WORK TO COMPLETE:
Give the number of lines that include the word "this", and nothing else.

DATA EXTRACT:
-- start --
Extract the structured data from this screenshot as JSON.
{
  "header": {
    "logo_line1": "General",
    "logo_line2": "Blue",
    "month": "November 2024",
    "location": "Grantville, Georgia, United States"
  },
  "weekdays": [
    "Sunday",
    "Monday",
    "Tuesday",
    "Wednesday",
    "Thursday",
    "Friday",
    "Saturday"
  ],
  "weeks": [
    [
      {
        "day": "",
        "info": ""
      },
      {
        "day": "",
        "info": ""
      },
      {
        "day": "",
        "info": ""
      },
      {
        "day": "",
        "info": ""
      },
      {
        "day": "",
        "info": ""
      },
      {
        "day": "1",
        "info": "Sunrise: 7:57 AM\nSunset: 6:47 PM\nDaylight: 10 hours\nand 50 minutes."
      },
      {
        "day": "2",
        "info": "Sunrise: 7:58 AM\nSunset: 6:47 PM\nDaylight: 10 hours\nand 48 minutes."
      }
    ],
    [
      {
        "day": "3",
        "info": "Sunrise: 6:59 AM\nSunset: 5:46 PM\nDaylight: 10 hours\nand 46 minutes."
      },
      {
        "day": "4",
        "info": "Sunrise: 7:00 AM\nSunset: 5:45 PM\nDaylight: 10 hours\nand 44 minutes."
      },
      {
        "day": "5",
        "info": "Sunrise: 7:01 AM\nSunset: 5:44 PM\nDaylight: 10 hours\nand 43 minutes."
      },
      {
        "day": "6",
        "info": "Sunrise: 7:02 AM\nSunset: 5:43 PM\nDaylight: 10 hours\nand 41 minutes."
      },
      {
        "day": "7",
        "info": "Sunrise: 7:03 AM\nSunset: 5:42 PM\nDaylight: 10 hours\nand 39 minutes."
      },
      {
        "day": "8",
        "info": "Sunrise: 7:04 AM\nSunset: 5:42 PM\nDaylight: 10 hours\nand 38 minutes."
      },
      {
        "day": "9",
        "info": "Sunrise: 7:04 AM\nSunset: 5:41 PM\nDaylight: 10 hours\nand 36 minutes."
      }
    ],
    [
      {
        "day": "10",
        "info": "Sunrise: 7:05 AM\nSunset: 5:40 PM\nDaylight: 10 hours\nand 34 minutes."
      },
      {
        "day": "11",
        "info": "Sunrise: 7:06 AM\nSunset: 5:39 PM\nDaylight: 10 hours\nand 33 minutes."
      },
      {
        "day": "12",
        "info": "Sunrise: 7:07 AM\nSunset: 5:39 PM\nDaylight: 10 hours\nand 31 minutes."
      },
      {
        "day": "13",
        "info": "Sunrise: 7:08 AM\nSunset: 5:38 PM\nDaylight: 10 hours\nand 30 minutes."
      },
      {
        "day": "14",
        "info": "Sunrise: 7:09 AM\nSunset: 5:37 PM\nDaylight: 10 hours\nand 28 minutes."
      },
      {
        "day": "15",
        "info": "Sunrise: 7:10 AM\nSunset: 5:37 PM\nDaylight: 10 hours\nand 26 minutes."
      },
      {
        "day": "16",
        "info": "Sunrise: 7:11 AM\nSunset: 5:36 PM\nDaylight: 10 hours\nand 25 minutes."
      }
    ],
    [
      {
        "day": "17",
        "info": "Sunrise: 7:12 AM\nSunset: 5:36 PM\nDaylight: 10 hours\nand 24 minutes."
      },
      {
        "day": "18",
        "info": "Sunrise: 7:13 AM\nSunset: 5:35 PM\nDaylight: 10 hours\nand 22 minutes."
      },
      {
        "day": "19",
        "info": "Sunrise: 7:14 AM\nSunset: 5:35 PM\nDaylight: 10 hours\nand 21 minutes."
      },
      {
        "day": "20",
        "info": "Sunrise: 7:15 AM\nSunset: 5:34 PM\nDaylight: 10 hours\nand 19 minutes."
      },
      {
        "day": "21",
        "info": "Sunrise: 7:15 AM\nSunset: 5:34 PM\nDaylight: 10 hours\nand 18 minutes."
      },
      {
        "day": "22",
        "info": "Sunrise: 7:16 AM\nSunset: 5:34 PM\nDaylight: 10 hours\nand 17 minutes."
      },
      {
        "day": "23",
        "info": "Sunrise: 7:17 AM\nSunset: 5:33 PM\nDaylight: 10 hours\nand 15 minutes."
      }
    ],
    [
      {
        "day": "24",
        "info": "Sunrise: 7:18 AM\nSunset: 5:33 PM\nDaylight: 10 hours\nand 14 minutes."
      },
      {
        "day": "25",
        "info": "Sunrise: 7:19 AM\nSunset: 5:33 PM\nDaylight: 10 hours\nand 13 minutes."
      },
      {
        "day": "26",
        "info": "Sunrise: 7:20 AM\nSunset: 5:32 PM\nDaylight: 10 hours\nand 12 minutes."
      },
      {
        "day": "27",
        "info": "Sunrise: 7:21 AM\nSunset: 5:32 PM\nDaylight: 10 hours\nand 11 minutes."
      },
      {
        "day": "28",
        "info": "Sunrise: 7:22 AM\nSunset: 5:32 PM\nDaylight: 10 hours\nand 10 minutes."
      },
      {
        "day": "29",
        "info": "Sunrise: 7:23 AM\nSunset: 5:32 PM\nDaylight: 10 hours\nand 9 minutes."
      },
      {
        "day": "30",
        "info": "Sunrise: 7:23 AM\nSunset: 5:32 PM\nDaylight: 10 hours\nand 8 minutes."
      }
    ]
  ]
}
-- end --
-- start --
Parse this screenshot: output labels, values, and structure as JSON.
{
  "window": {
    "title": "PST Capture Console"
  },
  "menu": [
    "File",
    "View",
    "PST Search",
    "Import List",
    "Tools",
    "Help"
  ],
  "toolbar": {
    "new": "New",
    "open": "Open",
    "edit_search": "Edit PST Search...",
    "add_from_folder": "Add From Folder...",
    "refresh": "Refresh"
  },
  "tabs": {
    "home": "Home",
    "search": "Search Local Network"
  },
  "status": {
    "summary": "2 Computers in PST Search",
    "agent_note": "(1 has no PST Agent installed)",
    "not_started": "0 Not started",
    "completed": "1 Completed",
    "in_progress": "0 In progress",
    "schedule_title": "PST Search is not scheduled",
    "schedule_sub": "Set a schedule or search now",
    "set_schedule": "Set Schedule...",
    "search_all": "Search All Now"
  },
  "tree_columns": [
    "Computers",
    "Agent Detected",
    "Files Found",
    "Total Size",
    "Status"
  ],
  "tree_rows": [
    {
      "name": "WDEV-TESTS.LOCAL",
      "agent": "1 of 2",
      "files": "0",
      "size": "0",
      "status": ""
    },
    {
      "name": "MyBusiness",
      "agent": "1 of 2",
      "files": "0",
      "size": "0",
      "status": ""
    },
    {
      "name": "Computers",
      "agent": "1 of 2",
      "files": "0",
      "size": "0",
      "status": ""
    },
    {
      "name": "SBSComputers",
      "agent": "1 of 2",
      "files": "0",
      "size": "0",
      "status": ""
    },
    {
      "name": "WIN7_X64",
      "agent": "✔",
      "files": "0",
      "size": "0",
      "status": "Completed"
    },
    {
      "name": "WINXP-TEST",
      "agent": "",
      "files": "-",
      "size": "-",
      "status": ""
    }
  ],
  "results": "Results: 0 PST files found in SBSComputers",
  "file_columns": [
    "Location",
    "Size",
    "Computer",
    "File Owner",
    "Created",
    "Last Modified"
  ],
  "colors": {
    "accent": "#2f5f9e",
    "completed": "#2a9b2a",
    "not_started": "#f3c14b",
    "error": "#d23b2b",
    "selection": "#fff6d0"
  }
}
-- end --
FINAL ANSWER:
2